TASK →
Count how many lines contain "before" and reply with that number only.

==== DATASET EXTRACT

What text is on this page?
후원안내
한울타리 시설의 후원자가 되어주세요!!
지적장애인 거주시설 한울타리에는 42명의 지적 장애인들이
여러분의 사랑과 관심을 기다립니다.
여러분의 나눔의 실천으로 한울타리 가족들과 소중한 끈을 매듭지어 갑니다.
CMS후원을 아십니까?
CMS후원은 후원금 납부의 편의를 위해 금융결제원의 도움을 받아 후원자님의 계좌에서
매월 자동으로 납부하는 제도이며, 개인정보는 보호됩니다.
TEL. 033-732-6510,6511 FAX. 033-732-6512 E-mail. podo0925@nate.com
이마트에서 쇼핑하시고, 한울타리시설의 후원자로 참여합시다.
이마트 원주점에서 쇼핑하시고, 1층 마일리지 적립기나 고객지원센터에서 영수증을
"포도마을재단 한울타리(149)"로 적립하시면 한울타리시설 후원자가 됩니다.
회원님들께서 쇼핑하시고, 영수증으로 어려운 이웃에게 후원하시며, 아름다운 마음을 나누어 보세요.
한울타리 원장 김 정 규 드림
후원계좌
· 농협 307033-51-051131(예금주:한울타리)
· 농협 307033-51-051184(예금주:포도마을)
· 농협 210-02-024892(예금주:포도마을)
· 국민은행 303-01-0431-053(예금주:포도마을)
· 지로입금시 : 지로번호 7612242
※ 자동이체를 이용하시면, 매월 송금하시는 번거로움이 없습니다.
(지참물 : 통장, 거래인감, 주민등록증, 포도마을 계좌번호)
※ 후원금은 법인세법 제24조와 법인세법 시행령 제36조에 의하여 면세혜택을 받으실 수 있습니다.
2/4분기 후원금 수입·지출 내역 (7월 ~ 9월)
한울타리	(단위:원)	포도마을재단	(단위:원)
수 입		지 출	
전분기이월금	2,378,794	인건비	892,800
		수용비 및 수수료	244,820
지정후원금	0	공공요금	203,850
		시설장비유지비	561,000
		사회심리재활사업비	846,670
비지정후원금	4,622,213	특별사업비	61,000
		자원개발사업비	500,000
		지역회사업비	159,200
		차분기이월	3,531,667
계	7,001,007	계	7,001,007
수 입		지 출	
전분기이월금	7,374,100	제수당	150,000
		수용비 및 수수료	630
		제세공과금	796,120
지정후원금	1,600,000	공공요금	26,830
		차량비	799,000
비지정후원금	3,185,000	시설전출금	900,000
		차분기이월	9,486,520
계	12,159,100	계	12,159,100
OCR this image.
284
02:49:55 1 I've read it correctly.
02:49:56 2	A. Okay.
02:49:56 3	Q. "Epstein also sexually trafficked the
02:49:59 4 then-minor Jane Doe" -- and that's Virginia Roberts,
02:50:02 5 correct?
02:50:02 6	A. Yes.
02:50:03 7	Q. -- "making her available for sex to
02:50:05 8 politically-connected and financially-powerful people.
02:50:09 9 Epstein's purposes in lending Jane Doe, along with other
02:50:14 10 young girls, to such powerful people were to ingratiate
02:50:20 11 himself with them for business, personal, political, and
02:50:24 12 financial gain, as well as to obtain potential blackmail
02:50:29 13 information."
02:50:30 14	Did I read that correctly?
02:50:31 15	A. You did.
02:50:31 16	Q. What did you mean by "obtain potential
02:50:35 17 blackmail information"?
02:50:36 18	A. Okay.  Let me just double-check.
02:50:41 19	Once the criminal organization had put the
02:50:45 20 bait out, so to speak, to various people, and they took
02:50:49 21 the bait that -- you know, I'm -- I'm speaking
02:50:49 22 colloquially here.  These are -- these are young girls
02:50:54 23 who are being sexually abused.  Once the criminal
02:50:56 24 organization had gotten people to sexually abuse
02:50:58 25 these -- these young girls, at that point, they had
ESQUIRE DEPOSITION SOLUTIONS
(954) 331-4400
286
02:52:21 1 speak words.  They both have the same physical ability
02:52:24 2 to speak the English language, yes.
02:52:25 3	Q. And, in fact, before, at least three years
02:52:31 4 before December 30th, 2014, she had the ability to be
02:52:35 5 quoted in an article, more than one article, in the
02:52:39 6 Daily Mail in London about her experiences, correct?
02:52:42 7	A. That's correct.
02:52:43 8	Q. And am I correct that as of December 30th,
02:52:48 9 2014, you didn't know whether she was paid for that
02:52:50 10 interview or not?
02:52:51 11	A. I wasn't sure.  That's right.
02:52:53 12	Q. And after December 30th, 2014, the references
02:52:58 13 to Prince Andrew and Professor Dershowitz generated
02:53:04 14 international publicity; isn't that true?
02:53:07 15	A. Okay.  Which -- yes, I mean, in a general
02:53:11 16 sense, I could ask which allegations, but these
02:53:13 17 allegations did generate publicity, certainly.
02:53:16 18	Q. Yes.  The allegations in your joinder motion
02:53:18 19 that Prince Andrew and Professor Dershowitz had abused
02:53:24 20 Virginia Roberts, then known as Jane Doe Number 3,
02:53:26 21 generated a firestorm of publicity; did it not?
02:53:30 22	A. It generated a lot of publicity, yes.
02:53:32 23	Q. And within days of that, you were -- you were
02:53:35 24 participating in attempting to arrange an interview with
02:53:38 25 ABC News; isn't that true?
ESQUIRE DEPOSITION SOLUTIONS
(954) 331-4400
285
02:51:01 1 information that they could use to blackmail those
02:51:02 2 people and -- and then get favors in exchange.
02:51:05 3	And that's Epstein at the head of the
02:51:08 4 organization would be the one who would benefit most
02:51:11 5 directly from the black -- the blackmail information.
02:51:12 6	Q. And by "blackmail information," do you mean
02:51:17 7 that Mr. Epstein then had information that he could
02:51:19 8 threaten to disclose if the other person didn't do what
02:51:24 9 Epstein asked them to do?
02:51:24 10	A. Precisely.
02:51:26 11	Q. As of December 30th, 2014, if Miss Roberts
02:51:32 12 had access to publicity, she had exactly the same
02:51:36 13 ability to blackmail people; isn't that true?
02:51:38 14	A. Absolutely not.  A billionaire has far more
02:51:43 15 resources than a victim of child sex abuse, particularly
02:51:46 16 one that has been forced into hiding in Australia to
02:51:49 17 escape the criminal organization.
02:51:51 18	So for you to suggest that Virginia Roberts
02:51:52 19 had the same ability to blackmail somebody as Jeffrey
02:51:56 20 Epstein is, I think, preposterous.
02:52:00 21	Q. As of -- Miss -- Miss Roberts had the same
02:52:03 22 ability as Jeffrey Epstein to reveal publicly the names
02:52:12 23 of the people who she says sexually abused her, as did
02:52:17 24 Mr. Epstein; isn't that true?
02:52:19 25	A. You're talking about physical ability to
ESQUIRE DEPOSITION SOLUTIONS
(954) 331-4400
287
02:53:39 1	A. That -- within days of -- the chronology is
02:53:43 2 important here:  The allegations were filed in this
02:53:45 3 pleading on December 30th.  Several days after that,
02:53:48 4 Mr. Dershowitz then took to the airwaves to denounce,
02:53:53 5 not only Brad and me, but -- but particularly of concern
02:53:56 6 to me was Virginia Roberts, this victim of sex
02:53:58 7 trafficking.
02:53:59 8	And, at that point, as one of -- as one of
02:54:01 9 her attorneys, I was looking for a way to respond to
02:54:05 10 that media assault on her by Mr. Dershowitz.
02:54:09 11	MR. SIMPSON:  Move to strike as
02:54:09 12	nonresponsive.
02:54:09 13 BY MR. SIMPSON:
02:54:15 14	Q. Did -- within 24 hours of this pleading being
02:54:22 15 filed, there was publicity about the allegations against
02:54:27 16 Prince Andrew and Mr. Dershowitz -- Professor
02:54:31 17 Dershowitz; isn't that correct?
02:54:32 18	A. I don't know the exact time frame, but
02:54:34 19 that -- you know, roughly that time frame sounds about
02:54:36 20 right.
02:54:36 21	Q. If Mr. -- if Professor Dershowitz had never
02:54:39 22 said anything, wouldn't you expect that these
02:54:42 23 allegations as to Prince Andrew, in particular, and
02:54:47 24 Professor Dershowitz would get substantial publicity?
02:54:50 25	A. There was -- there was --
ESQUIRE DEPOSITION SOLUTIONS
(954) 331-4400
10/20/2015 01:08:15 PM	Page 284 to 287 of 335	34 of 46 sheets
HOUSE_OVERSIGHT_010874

========

TASK ANSWER →
2